— begin Exercise material —
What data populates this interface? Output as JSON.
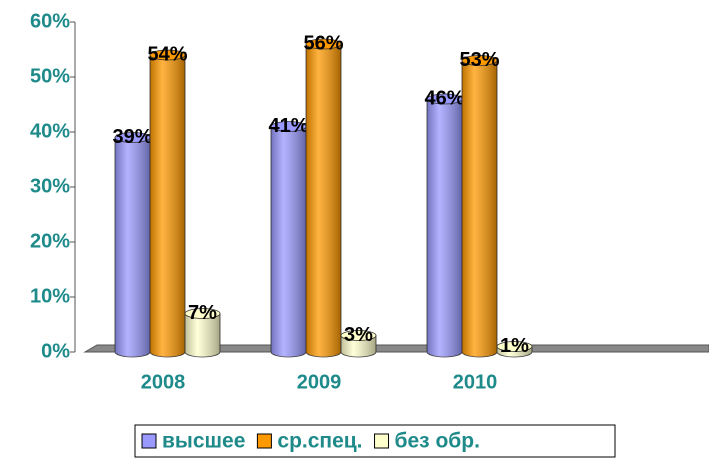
{
  "chart_data": {
    "type": "bar",
    "categories": [
      "2008",
      "2009",
      "2010",
      null
    ],
    "series": [
      {
        "name": "высшее",
        "color": "#9999ff",
        "values": [
          39,
          41,
          46,
          null
        ],
        "value_labels": [
          "39%",
          "41%",
          "46%",
          null
        ]
      },
      {
        "name": "ср.спец.",
        "color": "#ff9900",
        "values": [
          54,
          56,
          53,
          null
        ],
        "value_labels": [
          "54%",
          "56%",
          "53%",
          null
        ]
      },
      {
        "name": "без обр.",
        "color": "#ffffcc",
        "values": [
          7,
          3,
          1,
          null
        ],
        "value_labels": [
          "7%",
          "3%",
          "1%",
          null
        ]
      }
    ],
    "ylim": [
      0,
      60
    ],
    "yticks": [
      {
        "value": 0,
        "label": "0%"
      },
      {
        "value": 10,
        "label": "10%"
      },
      {
        "value": 20,
        "label": "20%"
      },
      {
        "value": 30,
        "label": "30%"
      },
      {
        "value": 40,
        "label": "40%"
      },
      {
        "value": 50,
        "label": "50%"
      },
      {
        "value": 60,
        "label": "60%"
      }
    ],
    "legend": "bottom"
  }
}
— end Exercise material —
Your goal: Repeat the listing in full and exactly. Leave any pictures out.

Task result:
What data populates this interface? Output as JSON.
{
  "chart_data": {
    "type": "bar",
    "categories": [
      "2008",
      "2009",
      "2010",
      null
    ],
    "series": [
      {
        "name": "высшее",
        "color": "#9999ff",
        "values": [
          39,
          41,
          46,
          null
        ],
        "value_labels": [
          "39%",
          "41%",
          "46%",
          null
        ]
      },
      {
        "name": "ср.спец.",
        "color": "#ff9900",
        "values": [
          54,
          56,
          53,
          null
        ],
        "value_labels": [
          "54%",
          "56%",
          "53%",
          null
        ]
      },
      {
        "name": "без обр.",
        "color": "#ffffcc",
        "values": [
          7,
          3,
          1,
          null
        ],
        "value_labels": [
          "7%",
          "3%",
          "1%",
          null
        ]
      }
    ],
    "ylim": [
      0,
      60
    ],
    "yticks": [
      {
        "value": 0,
        "label": "0%"
      },
      {
        "value": 10,
        "label": "10%"
      },
      {
        "value": 20,
        "label": "20%"
      },
      {
        "value": 30,
        "label": "30%"
      },
      {
        "value": 40,
        "label": "40%"
      },
      {
        "value": 50,
        "label": "50%"
      },
      {
        "value": 60,
        "label": "60%"
      }
    ],
    "legend": "bottom"
  }
}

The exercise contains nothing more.